* Text extract
Emeritus Professor Ayo Banjo (left); Eze (Prof.) Chukwuemeka Ike; Chairman, University Press Plc, Dr. Lalekan Are and Managing Director, Samuel Kolawole at the yearly Authors’ Forum… in Ibadan

When the June edition of Nigerian Authors (ANA), Lagos Chapter, recently held its monthly reading and discussion, it had current agitations in parts of the country and the question of Nigeria’s survival as its focus. Lagos Chapter chairman, Mr. Femi Onileagbon, fired the first shot when he warned agitators for Biafra, Arewa and Odua and Niger Delta Republics to thread with caution, arguing that Nigeria wasn’t a finished business yet.

Held in Surulere, Lagos, with ‘Niger Delta, Biafra and the Nigeria State: Authors in the Eyes of the Storm,’ Onileagbon said writers should not wait till things get out of hand before talking and making meaningful inputs to savage the situation.

According to him, “Right here in our midst and elsewhere, we have a mixture of Yoruba, Niger Delta, Igbo and other ethnic groups. So, we are going to talk about Biafra, Niger Delta and the Nigeria state. Are we going to start talking now or wait till when things get out of hand? A lot of people who comment on Facebook are usually ignorant. As authors, our speeches should be free from ethnicity bias.

* Dataset rows
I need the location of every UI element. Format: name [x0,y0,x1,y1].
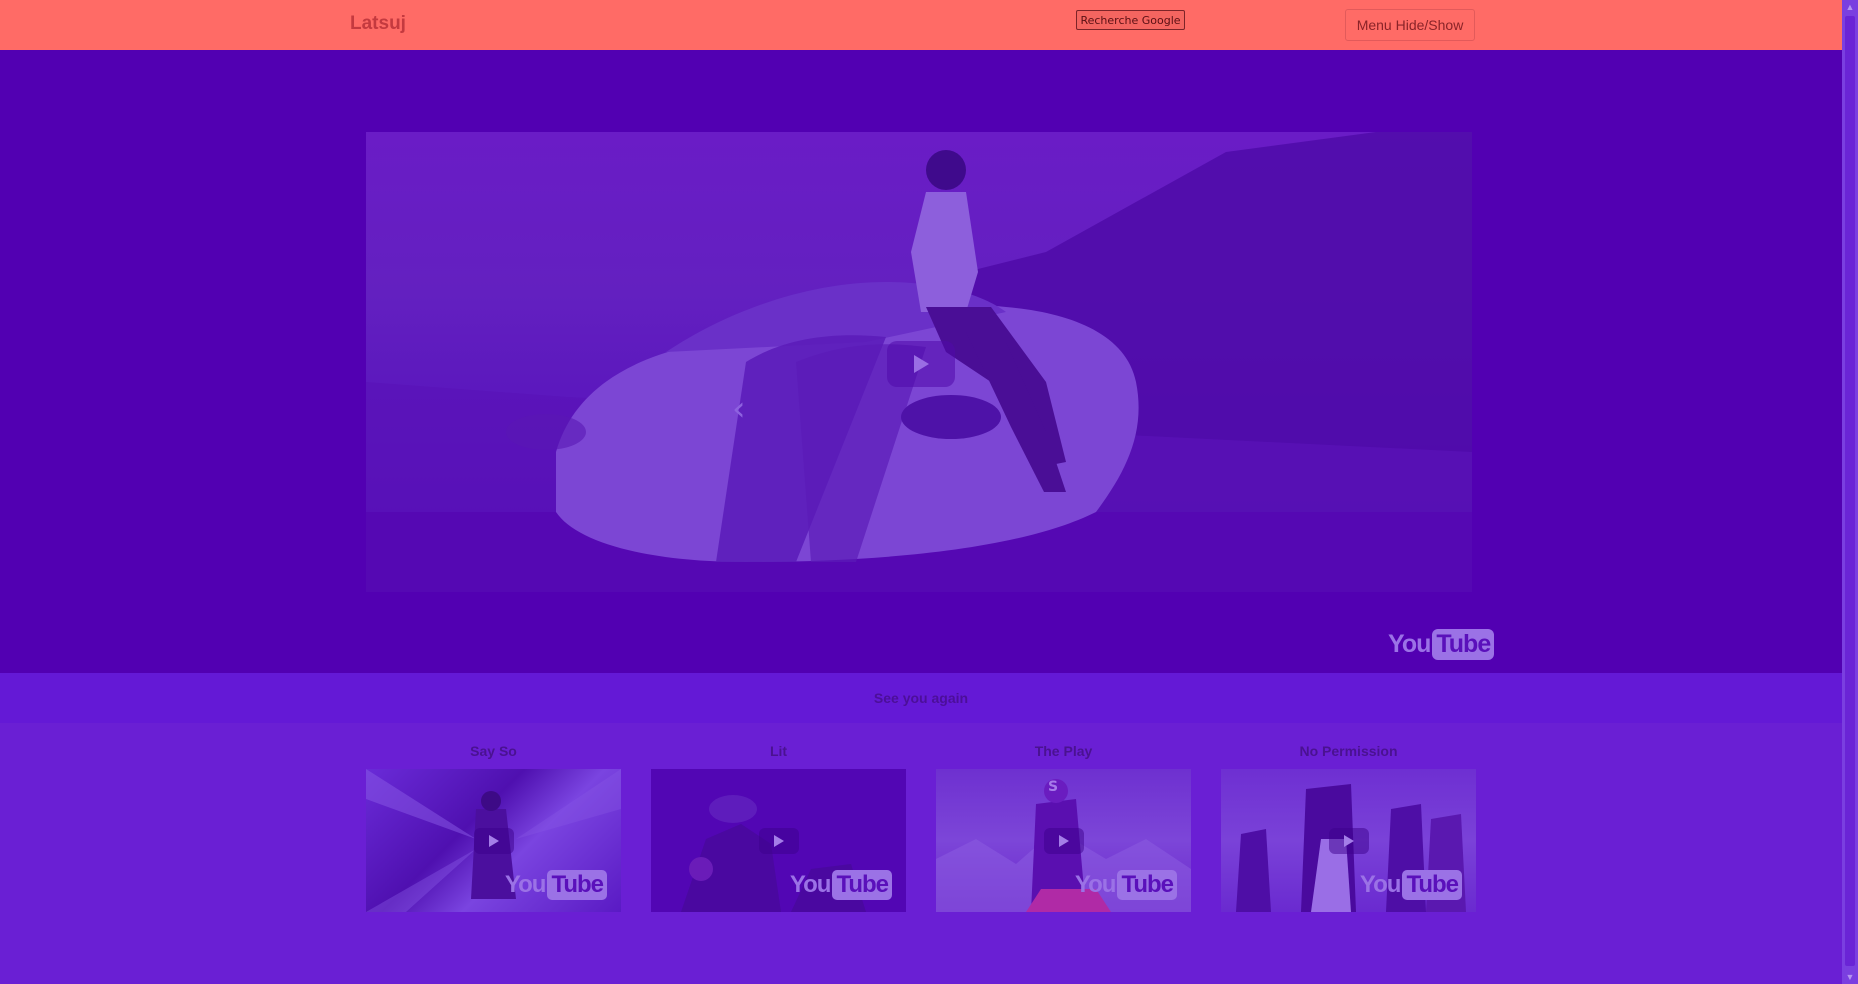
video-title-lit: Lit [769,743,788,759]
youtube-tube-text: Tube [832,870,892,900]
svg-text:S: S [1048,779,1058,795]
featured-caption-band: See you again [0,673,1842,723]
youtube-you-text: You [504,871,547,898]
page: Latsuj Recherche Google Menu Hide/Show ▲… [0,0,1858,984]
vertical-scrollbar[interactable]: ▲ ▼ [1842,0,1858,984]
carousel-prev-icon[interactable]: ‹ [732,392,746,426]
featured-video-player[interactable]: ‹ › [366,132,1472,592]
play-icon[interactable] [759,828,799,854]
youtube-tube-text: Tube [547,870,607,900]
youtube-tube-text: Tube [1432,629,1495,660]
youtube-logo-icon: You Tube [505,870,607,900]
youtube-logo-icon[interactable]: You Tube [1388,629,1495,660]
youtube-logo-icon: You Tube [790,870,892,900]
video-thumbnail-say-so[interactable]: You Tube [366,769,621,912]
video-thumbnail-no-permission[interactable]: You Tube [1221,769,1476,912]
video-title-say-so: Say So [470,743,517,759]
video-thumbnail-the-play[interactable]: S You Tube [936,769,1191,912]
youtube-tube-text: Tube [1117,870,1177,900]
play-icon[interactable] [1329,828,1369,854]
scroll-down-icon[interactable]: ▼ [1842,970,1858,984]
featured-video-title: See you again [873,690,969,706]
youtube-you-text: You [1388,630,1431,658]
youtube-you-text: You [1359,871,1402,898]
play-icon[interactable] [887,341,955,387]
google-search-button[interactable]: Recherche Google [1076,10,1185,30]
youtube-logo-icon: You Tube [1075,870,1177,900]
scroll-up-icon[interactable]: ▲ [1842,0,1858,14]
video-thumbnail-lit[interactable]: You Tube [651,769,906,912]
brand-logo-link[interactable]: Latsuj [350,13,406,35]
video-title-the-play: The Play [1034,743,1093,759]
hero-section: ‹ › YouTube [0,50,1842,673]
youtube-tube-text: Tube [1402,870,1462,900]
youtube-you-text: You [1074,871,1117,898]
top-navbar: Latsuj Recherche Google Menu Hide/Show [0,0,1842,50]
youtube-logo-icon: You Tube [1360,870,1462,900]
scrollbar-thumb[interactable] [1845,16,1855,966]
youtube-you-text: You [789,871,832,898]
menu-toggle-button[interactable]: Menu Hide/Show [1345,9,1475,41]
play-icon[interactable] [1044,828,1084,854]
play-icon[interactable] [474,828,514,854]
video-title-no-permission: No Permission [1299,743,1398,759]
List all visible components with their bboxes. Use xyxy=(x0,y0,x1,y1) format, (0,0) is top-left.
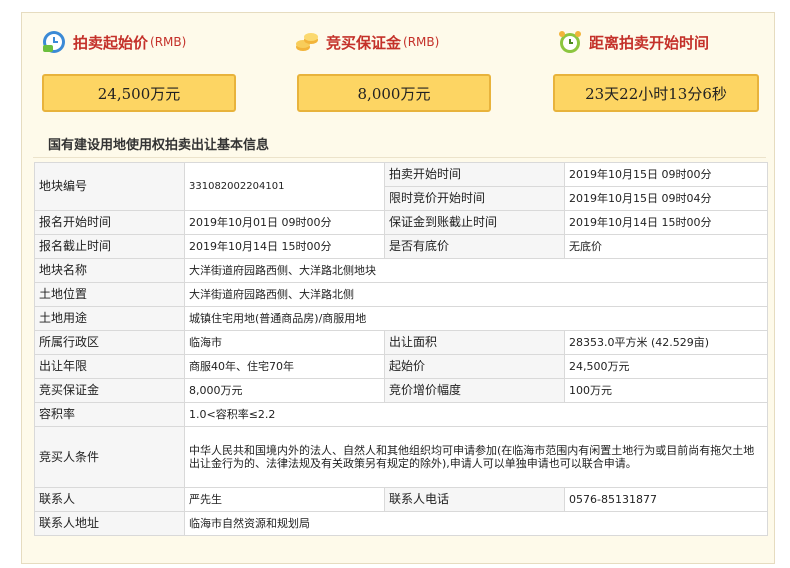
table-row: 联系人地址 临海市自然资源和规划局 xyxy=(34,511,768,536)
deposit-value: 8,000万元 xyxy=(357,84,431,103)
start-price-value: 24,500万元 xyxy=(564,354,768,379)
table-row: 土地位置 大洋街道府园路西侧、大洋路北侧 xyxy=(34,282,768,307)
signup-end-label: 报名截止时间 xyxy=(34,234,185,259)
reserve-label: 是否有底价 xyxy=(384,234,565,259)
deposit-value-cell: 8,000万元 xyxy=(184,378,385,403)
table-row: 土地用途 城镇住宅用地(普通商品房)/商服用地 xyxy=(34,306,768,331)
location-value: 大洋街道府园路西侧、大洋路北侧 xyxy=(184,282,768,307)
reserve-value: 无底价 xyxy=(564,234,768,259)
table-row: 出让年限 商服40年、住宅70年 起始价 24,500万元 xyxy=(34,354,768,379)
area-label: 出让面积 xyxy=(384,330,565,355)
deposit-deadline-value: 2019年10月14日 15时00分 xyxy=(564,210,768,235)
deposit-deadline-label: 保证金到账截止时间 xyxy=(384,210,565,235)
location-label: 土地位置 xyxy=(34,282,185,307)
phone-value: 0576-85131877 xyxy=(564,487,768,512)
name-value: 大洋街道府园路西侧、大洋路北侧地块 xyxy=(184,258,768,283)
increment-value: 100万元 xyxy=(564,378,768,403)
increment-label: 竞价增价幅度 xyxy=(384,378,565,403)
term-label: 出让年限 xyxy=(34,354,185,379)
conditions-value: 中华人民共和国境内外的法人、自然人和其他组织均可申请参加(在临海市范围内有闲置土… xyxy=(184,426,768,488)
contact-value: 严先生 xyxy=(184,487,385,512)
table-row: 报名截止时间 2019年10月14日 15时00分 是否有底价 无底价 xyxy=(34,234,768,259)
district-label: 所属行政区 xyxy=(34,330,185,355)
countdown-box: 23天22小时13分6秒 xyxy=(553,74,759,112)
section-title: 国有建设用地使用权拍卖出让基本信息 xyxy=(48,138,270,153)
table-row: 地块编号 331082002204101 拍卖开始时间 2019年10月15日 … xyxy=(34,162,768,211)
starting-price-unit: (RMB) xyxy=(150,35,187,49)
start-price-label: 起始价 xyxy=(384,354,565,379)
starting-price-header: 拍卖起始价 (RMB) xyxy=(41,27,186,57)
district-value: 临海市 xyxy=(184,330,385,355)
deposit-header: 竞买保证金 (RMB) xyxy=(294,27,439,57)
alarm-clock-icon xyxy=(557,29,583,55)
table-row: 竞买保证金 8,000万元 竞价增价幅度 100万元 xyxy=(34,378,768,403)
signup-start-label: 报名开始时间 xyxy=(34,210,185,235)
table-row: 竞买人条件 中华人民共和国境内外的法人、自然人和其他组织均可申请参加(在临海市范… xyxy=(34,426,768,488)
table-row: 地块名称 大洋街道府园路西侧、大洋路北侧地块 xyxy=(34,258,768,283)
deposit-title: 竞买保证金 xyxy=(326,33,402,52)
conditions-label: 竞买人条件 xyxy=(34,426,185,488)
parcel-no-label: 地块编号 xyxy=(34,162,185,211)
countdown-title: 距离拍卖开始时间 xyxy=(589,33,710,52)
far-label: 容积率 xyxy=(34,402,185,427)
table-row: 容积率 1.0<容积率≤2.2 xyxy=(34,402,768,427)
signup-start-value: 2019年10月01日 09时00分 xyxy=(184,210,385,235)
starting-price-value: 24,500万元 xyxy=(97,84,181,103)
name-label: 地块名称 xyxy=(34,258,185,283)
use-label: 土地用途 xyxy=(34,306,185,331)
auction-start-label: 拍卖开始时间 xyxy=(384,162,565,187)
table-row: 报名开始时间 2019年10月01日 09时00分 保证金到账截止时间 2019… xyxy=(34,210,768,235)
coins-icon xyxy=(294,29,320,55)
signup-end-value: 2019年10月14日 15时00分 xyxy=(184,234,385,259)
term-value: 商服40年、住宅70年 xyxy=(184,354,385,379)
countdown-value: 23天22小时13分6秒 xyxy=(585,84,727,103)
divider xyxy=(33,157,766,158)
countdown-header: 距离拍卖开始时间 xyxy=(557,27,709,57)
use-value: 城镇住宅用地(普通商品房)/商服用地 xyxy=(184,306,768,331)
deposit-box: 8,000万元 xyxy=(297,74,491,112)
contact-label: 联系人 xyxy=(34,487,185,512)
address-value: 临海市自然资源和规划局 xyxy=(184,511,768,536)
address-label: 联系人地址 xyxy=(34,511,185,536)
starting-price-box: 24,500万元 xyxy=(42,74,236,112)
bid-start-label: 限时竞价开始时间 xyxy=(384,186,565,211)
deposit-label: 竞买保证金 xyxy=(34,378,185,403)
deposit-unit: (RMB) xyxy=(403,35,440,49)
money-clock-icon xyxy=(41,29,67,55)
area-value: 28353.0平方米 (42.529亩) xyxy=(564,330,768,355)
info-table: 地块编号 331082002204101 拍卖开始时间 2019年10月15日 … xyxy=(34,162,768,536)
auction-start-value: 2019年10月15日 09时00分 xyxy=(564,162,768,187)
table-row: 联系人 严先生 联系人电话 0576-85131877 xyxy=(34,487,768,512)
parcel-no-value: 331082002204101 xyxy=(184,162,385,211)
table-row: 所属行政区 临海市 出让面积 28353.0平方米 (42.529亩) xyxy=(34,330,768,355)
bid-start-value: 2019年10月15日 09时04分 xyxy=(564,186,768,211)
far-value: 1.0<容积率≤2.2 xyxy=(184,402,768,427)
starting-price-title: 拍卖起始价 xyxy=(73,33,149,52)
phone-label: 联系人电话 xyxy=(384,487,565,512)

* Exercises
[1] Summarize the report on the ANA Lagos Chapter meeting in two sentences.
[2] Write the next part of the report on the ANA Lagos Chapter meeting, picking up after its final sentence.
The rows stand apart from the report on the ANA Lagos Chapter meeting and serve as separate material.

* Outputs in order
[1] The June edition of the monthly reading and discussion of ANA's Lagos Chapter, held in Surulere, Lagos, focused on current agitations in parts of the country and the question of Nigeria's survival. Chapter chairman Femi Onileagbon warned agitators for Biafra, Arewa, Odua and Niger Delta Republics to proceed with caution, saying Nigeria was not yet a finished business, and he urged writers to speak up before things get out of hand and to keep their speeches free from ethnic bias.

[2]
“We are using Christopher Okigbo as a model for discussion, an author who dropped his pen and picked up a gun and went to war. The good thing is that we don’t have a war yet, but we have a situation where a certain part of the country is telling another to move out before a particular day. We do not want a war, but whether there is a war or not, or Nigeria tears apart or not, we are deeply involved and we need to start deciding what to do. We shouldn’t be reactive. ANA is going to be proactive; we are going to be part of everything. The bottom line is, are we preaching war or a referendum? Writers should not be afraid to speak out.”

Presiding over the reading was Mr. Elohor Ediuri, who castigated many Nigerian elites for being apathetic to the electioneering process, but turn around to blame bad leaders that eventually emerge to ruin the polity. Ediuri described personal voter card (PVC) as the best weapon of political warfare in the hands of Nigerians. But unfortunately, he lamented, Nigerians, who are most vocal about the challenges plaguing the country don’t wield it well enough to win political battles on account of their apathy towards electioneering process.

He noted that those who are agitating for creation of geopolitical zones and regions should know that it is the National Assembly that should effect amendment to the Constitution to provide those clauses for restructuring.

According to him, “Many Nigerians don’t cast their votes during election. They sit at home and believe things will turn around. People supporting any regional agitation should lobby their representatives in the National Assembly for a Constitutional amendment. Those talking about separation should think of the consequences involved.

“If the South West is a country on its own, I will need to change my currency before traveling to Kano. We will have to import cows from the North, but remember that statistics last week showed that thousand cows are slaughter in Lagos State every day. There is advantage in size. The bigger, the better.”

Former chairman, ANA Lagos, AJ Dagar Tola, said, “War is evil, but if those who ought to be canvassing the right war are not canvassing it, then those canvassing the wrong war will become the popular leaders. We should be ready to walk our talk.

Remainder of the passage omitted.